Texte à lire:
Dimanche en chansons #19

Le dimanche, Radiohead ressort un album. Alors moi, le dimanche d’après, je ressors un dimanche en chansons.

 

Radiohead – Daydreaming

Disons le tout de suite, je n’ai pas du tout été emballé par A Moon Shapped Pool. Je ne l’ai pas détesté non plus. Je l’ai juste trouvé sans âme, sans énergie et surtout sans tube. Un bon album a besoin de bons morceaux. Une seule chanson sort un peu du lot, bien aidée par son clip réalisé par Paul Thomas Anderson : Daydreaming, qui est un joli morceau lancinant faisant espérer qu’il reste une petite âme dans ce groupe. Mais il y a quand même ces miaulements insupportables de Tom Yorke.

 

LUH – I&I

Il y a cinq ans, une bande de gamins produisait ce que je considère toujours comme le meilleur album de la décennie sous le nom de WU LYF. Après un concert dantesque à l’épicerie moderne qui mettait un terme à leur tournée, j’ai espéré vainement un nouvel opus. Mais les Mancuniens avaient dépensé toute leur énergie dans ce disque et je commençais à désespérer d’entendre à nouveau la voix écorchée d’Ellery Roberts. Finalement, il revient avec ce nouveau projet en compagnie de sa fiancée, Ebony Hoorn. Plus pop, plus électro, mais toujours intense. I&I ouvre l’album, et nous conduit dans le nouvel univers de l’artiste, qui parle désormais d’amour plutôt que d’amitié. Mais avec toujours une énergie qui donne envie de faire la révolution.

Objectif de l'exercice: Poursuivez la chronique musicale « Dimanche en chansons #19 » à partir de sa dernière phrase. Les données n'interviennent pas dans cet exercice.

Données fournies:
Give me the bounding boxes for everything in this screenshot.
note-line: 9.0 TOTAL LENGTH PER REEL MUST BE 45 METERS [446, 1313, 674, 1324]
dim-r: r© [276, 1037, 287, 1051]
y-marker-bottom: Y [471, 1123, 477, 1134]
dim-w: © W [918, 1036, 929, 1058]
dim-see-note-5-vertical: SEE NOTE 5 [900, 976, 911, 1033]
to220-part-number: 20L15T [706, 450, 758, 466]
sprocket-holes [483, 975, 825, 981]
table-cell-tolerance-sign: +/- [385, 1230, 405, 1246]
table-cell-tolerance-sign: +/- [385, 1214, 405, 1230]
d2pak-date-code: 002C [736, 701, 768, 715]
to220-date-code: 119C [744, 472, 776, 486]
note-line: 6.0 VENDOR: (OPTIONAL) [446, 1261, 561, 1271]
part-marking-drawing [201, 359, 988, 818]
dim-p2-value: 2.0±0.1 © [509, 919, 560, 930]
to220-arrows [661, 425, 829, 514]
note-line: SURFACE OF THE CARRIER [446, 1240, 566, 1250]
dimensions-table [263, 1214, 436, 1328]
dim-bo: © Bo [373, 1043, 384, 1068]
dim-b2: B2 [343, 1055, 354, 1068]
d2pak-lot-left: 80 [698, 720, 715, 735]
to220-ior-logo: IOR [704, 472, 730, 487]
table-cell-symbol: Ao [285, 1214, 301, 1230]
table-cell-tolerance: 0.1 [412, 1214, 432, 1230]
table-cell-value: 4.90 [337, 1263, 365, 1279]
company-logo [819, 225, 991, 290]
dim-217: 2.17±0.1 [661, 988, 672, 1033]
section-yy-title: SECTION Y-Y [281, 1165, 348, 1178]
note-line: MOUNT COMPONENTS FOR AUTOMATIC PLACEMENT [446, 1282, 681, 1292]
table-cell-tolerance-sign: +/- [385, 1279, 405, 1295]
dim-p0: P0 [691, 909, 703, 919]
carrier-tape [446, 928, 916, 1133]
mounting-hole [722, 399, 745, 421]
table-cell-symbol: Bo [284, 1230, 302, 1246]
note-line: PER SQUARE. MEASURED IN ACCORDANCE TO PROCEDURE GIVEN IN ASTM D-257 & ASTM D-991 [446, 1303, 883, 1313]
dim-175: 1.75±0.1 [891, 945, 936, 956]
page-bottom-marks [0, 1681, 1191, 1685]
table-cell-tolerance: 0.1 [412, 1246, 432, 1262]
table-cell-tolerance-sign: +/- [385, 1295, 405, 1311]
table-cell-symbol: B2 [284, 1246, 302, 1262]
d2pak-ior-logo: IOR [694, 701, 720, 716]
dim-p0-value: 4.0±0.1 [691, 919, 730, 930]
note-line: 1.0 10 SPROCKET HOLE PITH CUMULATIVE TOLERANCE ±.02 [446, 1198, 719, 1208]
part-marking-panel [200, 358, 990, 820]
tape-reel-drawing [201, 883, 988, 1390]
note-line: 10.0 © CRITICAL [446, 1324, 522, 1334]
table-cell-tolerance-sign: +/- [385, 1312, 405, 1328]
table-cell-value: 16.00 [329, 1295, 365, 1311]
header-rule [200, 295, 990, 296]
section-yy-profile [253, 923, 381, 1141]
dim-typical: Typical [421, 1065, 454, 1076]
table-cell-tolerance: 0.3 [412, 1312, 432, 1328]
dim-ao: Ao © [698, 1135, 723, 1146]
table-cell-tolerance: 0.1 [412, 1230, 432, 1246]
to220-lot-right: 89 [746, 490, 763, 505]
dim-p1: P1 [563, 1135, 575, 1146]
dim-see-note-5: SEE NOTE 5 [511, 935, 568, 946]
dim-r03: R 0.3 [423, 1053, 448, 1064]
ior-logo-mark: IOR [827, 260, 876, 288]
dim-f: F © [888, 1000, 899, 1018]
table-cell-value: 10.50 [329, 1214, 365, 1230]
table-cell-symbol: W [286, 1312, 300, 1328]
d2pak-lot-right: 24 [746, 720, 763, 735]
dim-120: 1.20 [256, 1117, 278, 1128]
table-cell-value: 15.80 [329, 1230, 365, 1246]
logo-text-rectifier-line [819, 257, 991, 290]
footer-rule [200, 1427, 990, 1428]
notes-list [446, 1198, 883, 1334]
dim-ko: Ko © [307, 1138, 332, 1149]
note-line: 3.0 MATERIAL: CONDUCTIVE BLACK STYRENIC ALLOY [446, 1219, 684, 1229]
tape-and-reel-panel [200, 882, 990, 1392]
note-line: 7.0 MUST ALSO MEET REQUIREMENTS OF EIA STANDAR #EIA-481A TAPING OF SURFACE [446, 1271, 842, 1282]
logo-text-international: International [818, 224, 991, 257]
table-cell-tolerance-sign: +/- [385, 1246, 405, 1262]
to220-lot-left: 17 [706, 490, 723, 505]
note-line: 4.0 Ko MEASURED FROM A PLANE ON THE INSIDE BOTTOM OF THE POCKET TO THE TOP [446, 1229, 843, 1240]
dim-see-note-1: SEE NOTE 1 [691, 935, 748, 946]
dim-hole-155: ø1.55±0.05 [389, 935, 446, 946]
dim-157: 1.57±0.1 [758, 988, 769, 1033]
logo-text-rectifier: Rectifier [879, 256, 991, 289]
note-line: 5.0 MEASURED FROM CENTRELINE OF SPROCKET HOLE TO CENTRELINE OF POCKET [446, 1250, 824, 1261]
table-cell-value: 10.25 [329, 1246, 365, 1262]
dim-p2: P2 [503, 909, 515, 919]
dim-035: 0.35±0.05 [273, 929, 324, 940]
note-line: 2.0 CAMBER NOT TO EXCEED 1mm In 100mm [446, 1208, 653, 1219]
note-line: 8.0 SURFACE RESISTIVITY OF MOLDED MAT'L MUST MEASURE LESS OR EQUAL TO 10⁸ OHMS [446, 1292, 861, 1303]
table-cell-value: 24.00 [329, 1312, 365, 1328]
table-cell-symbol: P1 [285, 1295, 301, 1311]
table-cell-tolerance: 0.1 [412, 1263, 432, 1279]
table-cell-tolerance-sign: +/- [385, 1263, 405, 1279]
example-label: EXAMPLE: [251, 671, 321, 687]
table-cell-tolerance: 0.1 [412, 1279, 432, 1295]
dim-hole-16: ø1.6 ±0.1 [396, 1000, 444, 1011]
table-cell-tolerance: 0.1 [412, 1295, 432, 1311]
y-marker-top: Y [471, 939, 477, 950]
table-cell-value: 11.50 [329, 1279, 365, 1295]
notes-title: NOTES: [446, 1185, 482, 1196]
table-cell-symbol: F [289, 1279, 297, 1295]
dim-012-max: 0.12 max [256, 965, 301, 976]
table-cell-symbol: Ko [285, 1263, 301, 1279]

Résultat attendu:
Anna Meredith – R-type

C’est dur de parler de la musique d’Anna Meredith. Parce qu’elle est à la fois pop et complexe, électro et rock, progressive et efficace. Parce que tous ces petits bouts mis ensemble forment un ensemble cohérent, réfléchi, travaillé, élaboré et surtout intense. En écoutant, on pense à Battles et au math rock, au Velvet Underground et à la pop du début des années 80. Le plus dingue, c’est que malgré tout ça, on écoute l’album d’une traite, sans rupture. Avec juste le sentiment d’entendre, enfin, vraiment du nouveau. Cet album s’annonce comme l’un des albums de l’année. Je vous fait écouter R-type, qui clôt la première face du vinyle admirablement, mais je ne peux que vous encourager à aller écouter tout l’album, tellement il est dense et varié.